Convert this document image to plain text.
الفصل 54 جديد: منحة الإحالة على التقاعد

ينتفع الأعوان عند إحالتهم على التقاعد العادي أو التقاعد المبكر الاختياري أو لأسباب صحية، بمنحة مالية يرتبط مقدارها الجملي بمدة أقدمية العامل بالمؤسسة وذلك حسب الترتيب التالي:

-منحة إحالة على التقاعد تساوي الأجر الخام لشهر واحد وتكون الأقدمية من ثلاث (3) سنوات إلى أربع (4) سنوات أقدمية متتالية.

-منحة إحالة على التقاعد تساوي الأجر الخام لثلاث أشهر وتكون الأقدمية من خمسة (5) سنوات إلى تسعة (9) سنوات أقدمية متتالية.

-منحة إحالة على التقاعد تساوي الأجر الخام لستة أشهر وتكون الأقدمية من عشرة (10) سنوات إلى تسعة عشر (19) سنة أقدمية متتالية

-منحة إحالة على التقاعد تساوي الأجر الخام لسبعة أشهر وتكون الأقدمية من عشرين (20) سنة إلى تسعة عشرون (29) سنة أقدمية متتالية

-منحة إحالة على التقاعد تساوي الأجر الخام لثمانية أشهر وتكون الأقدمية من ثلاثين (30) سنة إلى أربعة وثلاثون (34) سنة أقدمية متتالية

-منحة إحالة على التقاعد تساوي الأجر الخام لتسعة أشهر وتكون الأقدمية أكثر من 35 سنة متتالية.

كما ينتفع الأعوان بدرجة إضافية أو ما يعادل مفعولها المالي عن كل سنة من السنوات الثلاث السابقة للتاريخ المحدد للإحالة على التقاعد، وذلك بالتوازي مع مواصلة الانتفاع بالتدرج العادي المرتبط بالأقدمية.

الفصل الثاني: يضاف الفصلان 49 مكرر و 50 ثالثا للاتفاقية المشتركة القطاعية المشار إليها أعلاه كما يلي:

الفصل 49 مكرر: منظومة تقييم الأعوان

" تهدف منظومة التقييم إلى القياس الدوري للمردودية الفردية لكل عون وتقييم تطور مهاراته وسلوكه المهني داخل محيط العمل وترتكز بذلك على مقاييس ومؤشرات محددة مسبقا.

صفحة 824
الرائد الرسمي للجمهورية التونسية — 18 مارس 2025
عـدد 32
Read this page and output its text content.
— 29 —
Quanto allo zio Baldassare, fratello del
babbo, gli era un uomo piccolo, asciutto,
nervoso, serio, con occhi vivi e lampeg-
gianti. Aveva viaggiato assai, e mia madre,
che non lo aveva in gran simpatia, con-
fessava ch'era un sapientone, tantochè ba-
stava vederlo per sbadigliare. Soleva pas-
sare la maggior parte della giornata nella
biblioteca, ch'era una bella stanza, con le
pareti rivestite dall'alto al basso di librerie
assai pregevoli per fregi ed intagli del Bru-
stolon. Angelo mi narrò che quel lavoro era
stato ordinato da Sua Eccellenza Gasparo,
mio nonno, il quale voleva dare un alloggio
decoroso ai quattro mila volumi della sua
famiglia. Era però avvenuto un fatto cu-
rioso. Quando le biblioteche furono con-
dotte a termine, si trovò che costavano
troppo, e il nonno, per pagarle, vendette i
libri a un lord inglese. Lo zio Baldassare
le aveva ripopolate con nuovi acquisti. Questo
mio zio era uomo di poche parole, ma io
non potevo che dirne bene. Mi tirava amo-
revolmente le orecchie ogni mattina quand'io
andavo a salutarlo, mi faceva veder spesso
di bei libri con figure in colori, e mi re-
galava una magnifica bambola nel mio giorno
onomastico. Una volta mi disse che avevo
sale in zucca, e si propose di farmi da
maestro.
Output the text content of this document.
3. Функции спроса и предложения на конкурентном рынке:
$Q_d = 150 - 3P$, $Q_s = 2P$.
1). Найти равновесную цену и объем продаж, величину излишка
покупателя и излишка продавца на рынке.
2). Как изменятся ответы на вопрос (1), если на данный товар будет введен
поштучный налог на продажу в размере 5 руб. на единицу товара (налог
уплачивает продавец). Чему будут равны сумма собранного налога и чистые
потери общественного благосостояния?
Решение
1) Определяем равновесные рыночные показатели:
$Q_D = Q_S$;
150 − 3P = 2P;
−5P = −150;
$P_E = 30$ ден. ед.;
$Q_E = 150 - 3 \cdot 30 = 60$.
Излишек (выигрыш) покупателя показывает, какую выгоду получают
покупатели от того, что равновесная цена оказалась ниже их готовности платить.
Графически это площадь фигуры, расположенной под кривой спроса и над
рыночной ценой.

> _Stated task_
Copy every line in the records above that contains the word "text".

> _Result for this task_
Convert this document image to plain text.
Read this page and output its text content.
Output the text content of this document.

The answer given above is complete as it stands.